> YOUR OBJECTIVE
Produce all the records again exactly as they stand.

DATA RECORDS: Begin

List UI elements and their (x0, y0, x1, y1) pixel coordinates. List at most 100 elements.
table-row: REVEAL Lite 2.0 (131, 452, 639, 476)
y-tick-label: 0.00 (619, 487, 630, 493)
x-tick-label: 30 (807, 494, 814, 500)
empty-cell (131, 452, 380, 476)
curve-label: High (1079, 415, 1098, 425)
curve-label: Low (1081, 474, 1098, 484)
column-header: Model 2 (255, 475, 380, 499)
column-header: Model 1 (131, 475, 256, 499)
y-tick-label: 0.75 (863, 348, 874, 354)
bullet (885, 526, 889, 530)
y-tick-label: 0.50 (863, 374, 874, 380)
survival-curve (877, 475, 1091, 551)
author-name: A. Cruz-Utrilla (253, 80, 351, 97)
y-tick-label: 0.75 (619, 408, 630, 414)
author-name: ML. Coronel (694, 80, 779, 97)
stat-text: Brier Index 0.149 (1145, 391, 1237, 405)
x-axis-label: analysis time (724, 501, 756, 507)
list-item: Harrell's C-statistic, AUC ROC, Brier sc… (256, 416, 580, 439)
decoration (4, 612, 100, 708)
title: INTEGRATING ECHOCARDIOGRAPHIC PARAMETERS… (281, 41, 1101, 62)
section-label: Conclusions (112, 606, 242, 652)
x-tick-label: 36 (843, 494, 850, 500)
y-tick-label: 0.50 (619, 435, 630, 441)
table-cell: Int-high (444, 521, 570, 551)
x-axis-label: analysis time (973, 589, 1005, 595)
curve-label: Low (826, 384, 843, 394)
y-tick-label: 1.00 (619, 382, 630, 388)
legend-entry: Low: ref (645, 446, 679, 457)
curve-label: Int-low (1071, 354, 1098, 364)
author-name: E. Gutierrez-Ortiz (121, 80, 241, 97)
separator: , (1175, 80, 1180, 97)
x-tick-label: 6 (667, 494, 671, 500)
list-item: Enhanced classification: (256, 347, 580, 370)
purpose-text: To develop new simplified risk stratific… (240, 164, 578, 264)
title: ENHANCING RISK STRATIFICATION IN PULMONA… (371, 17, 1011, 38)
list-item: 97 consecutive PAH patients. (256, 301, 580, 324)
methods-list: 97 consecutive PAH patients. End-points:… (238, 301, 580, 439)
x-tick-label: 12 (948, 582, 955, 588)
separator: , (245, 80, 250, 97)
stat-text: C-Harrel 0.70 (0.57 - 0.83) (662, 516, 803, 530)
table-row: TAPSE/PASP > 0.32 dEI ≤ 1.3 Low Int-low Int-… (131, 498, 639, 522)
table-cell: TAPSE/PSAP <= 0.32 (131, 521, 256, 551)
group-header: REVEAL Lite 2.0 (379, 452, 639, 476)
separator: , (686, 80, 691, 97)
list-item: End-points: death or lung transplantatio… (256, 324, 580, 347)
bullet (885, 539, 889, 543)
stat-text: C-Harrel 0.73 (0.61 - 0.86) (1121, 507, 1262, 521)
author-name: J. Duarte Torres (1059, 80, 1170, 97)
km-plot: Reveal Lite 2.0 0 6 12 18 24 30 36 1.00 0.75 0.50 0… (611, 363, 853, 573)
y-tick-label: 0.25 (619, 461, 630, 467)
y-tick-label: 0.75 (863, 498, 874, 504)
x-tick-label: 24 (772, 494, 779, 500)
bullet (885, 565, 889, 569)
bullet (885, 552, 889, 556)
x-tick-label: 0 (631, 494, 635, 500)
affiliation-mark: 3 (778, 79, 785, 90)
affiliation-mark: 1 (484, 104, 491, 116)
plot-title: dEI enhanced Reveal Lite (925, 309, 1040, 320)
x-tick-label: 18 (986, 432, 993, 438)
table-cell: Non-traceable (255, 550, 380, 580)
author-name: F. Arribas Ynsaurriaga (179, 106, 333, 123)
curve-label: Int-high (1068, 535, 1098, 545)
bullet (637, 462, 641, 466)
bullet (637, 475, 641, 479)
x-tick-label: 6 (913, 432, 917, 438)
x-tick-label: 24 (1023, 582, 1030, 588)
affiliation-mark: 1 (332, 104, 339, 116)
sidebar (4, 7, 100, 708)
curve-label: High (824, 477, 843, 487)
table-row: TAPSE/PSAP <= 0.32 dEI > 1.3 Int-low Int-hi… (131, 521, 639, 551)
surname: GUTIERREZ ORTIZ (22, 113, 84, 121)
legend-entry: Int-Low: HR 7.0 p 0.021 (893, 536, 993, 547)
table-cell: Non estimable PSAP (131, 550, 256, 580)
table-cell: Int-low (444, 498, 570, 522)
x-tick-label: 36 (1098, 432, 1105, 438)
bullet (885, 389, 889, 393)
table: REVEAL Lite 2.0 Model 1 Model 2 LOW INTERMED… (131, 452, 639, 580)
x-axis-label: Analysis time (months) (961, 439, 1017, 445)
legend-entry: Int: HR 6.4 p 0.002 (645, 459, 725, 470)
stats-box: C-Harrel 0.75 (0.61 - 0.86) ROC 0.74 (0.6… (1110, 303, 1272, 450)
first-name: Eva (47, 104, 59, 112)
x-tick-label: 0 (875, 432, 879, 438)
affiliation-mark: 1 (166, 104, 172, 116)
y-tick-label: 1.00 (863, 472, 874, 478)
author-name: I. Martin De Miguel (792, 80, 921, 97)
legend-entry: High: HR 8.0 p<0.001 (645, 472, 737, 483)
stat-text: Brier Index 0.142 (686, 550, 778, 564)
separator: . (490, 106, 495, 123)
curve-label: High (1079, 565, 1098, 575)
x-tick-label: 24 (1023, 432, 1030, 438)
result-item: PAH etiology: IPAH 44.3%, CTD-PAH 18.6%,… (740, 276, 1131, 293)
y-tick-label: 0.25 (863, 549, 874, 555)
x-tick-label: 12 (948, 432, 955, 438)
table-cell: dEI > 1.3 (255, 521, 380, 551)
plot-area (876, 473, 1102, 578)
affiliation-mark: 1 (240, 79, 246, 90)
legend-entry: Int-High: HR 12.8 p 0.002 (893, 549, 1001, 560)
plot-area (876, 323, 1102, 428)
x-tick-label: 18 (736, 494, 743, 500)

DATA RECORDS: End

> RESPONSE TO THE EXERCISE
List UI elements and their (x0, y0, x1, y1) pixel coordinates. List at most 100 elements.
table-row: REVEAL Lite 2.0 (131, 452, 639, 476)
y-tick-label: 0.00 (619, 487, 630, 493)
x-tick-label: 30 (807, 494, 814, 500)
empty-cell (131, 452, 380, 476)
curve-label: High (1079, 415, 1098, 425)
curve-label: Low (1081, 474, 1098, 484)
column-header: Model 2 (255, 475, 380, 499)
column-header: Model 1 (131, 475, 256, 499)
y-tick-label: 0.75 (863, 348, 874, 354)
bullet (885, 526, 889, 530)
y-tick-label: 0.50 (863, 374, 874, 380)
survival-curve (877, 475, 1091, 551)
author-name: A. Cruz-Utrilla (253, 80, 351, 97)
y-tick-label: 0.75 (619, 408, 630, 414)
author-name: ML. Coronel (694, 80, 779, 97)
stat-text: Brier Index 0.149 (1145, 391, 1237, 405)
x-axis-label: analysis time (724, 501, 756, 507)
list-item: Harrell's C-statistic, AUC ROC, Brier sc… (256, 416, 580, 439)
decoration (4, 612, 100, 708)
title: INTEGRATING ECHOCARDIOGRAPHIC PARAMETERS… (281, 41, 1101, 62)
section-label: Conclusions (112, 606, 242, 652)
x-tick-label: 36 (843, 494, 850, 500)
y-tick-label: 0.50 (619, 435, 630, 441)
table-cell: Int-high (444, 521, 570, 551)
x-axis-label: analysis time (973, 589, 1005, 595)
curve-label: Low (826, 384, 843, 394)
y-tick-label: 1.00 (619, 382, 630, 388)
legend-entry: Low: ref (645, 446, 679, 457)
curve-label: Int-low (1071, 354, 1098, 364)
author-name: E. Gutierrez-Ortiz (121, 80, 241, 97)
separator: , (1175, 80, 1180, 97)
x-tick-label: 6 (667, 494, 671, 500)
list-item: Enhanced classification: (256, 347, 580, 370)
purpose-text: To develop new simplified risk stratific… (240, 164, 578, 264)
title: ENHANCING RISK STRATIFICATION IN PULMONA… (371, 17, 1011, 38)
list-item: 97 consecutive PAH patients. (256, 301, 580, 324)
methods-list: 97 consecutive PAH patients. End-points:… (238, 301, 580, 439)
x-tick-label: 12 (948, 582, 955, 588)
separator: , (245, 80, 250, 97)
stat-text: C-Harrel 0.70 (0.57 - 0.83) (662, 516, 803, 530)
table-row: TAPSE/PASP > 0.32 dEI ≤ 1.3 Low Int-low Int-… (131, 498, 639, 522)
table-cell: TAPSE/PSAP <= 0.32 (131, 521, 256, 551)
group-header: REVEAL Lite 2.0 (379, 452, 639, 476)
separator: , (686, 80, 691, 97)
list-item: End-points: death or lung transplantatio… (256, 324, 580, 347)
bullet (885, 539, 889, 543)
stat-text: C-Harrel 0.73 (0.61 - 0.86) (1121, 507, 1262, 521)
author-name: J. Duarte Torres (1059, 80, 1170, 97)
km-plot: Reveal Lite 2.0 0 6 12 18 24 30 36 1.00 0.75 0.50 0… (611, 363, 853, 573)
y-tick-label: 0.25 (619, 461, 630, 467)
y-tick-label: 0.75 (863, 498, 874, 504)
x-tick-label: 24 (772, 494, 779, 500)
bullet (885, 565, 889, 569)
bullet (885, 552, 889, 556)
x-tick-label: 0 (631, 494, 635, 500)
affiliation-mark: 3 (778, 79, 785, 90)
affiliation-mark: 1 (484, 104, 491, 116)
plot-title: dEI enhanced Reveal Lite (925, 309, 1040, 320)
x-tick-label: 18 (986, 432, 993, 438)
table-cell: Non-traceable (255, 550, 380, 580)
author-name: F. Arribas Ynsaurriaga (179, 106, 333, 123)
curve-label: Int-high (1068, 535, 1098, 545)
bullet (637, 462, 641, 466)
bullet (637, 475, 641, 479)
x-tick-label: 6 (913, 432, 917, 438)
x-tick-label: 24 (1023, 582, 1030, 588)
affiliation-mark: 1 (332, 104, 339, 116)
sidebar (4, 7, 100, 708)
curve-label: High (824, 477, 843, 487)
table-row: TAPSE/PSAP <= 0.32 dEI > 1.3 Int-low Int-hi… (131, 521, 639, 551)
surname: GUTIERREZ ORTIZ (22, 113, 84, 121)
legend-entry: Int-Low: HR 7.0 p 0.021 (893, 536, 993, 547)
table-cell: Non estimable PSAP (131, 550, 256, 580)
table-cell: Int-low (444, 498, 570, 522)
x-tick-label: 36 (1098, 432, 1105, 438)
bullet (885, 389, 889, 393)
table: REVEAL Lite 2.0 Model 1 Model 2 LOW INTERMED… (131, 452, 639, 580)
x-axis-label: Analysis time (months) (961, 439, 1017, 445)
legend-entry: Int: HR 6.4 p 0.002 (645, 459, 725, 470)
stats-box: C-Harrel 0.75 (0.61 - 0.86) ROC 0.74 (0.6… (1110, 303, 1272, 450)
first-name: Eva (47, 104, 59, 112)
x-tick-label: 0 (875, 432, 879, 438)
affiliation-mark: 1 (166, 104, 172, 116)
y-tick-label: 1.00 (863, 472, 874, 478)
author-name: I. Martin De Miguel (792, 80, 921, 97)
legend-entry: High: HR 8.0 p<0.001 (645, 472, 737, 483)
stat-text: Brier Index 0.142 (686, 550, 778, 564)
separator: . (490, 106, 495, 123)
curve-label: High (1079, 565, 1098, 575)
x-tick-label: 24 (1023, 432, 1030, 438)
result-item: PAH etiology: IPAH 44.3%, CTD-PAH 18.6%,… (740, 276, 1131, 293)
y-tick-label: 0.25 (863, 549, 874, 555)
x-tick-label: 12 (948, 432, 955, 438)
table-cell: dEI > 1.3 (255, 521, 380, 551)
plot-area (876, 473, 1102, 578)
affiliation-mark: 1 (240, 79, 246, 90)
legend-entry: Int-High: HR 12.8 p 0.002 (893, 549, 1001, 560)
plot-area (876, 323, 1102, 428)
x-tick-label: 18 (736, 494, 743, 500)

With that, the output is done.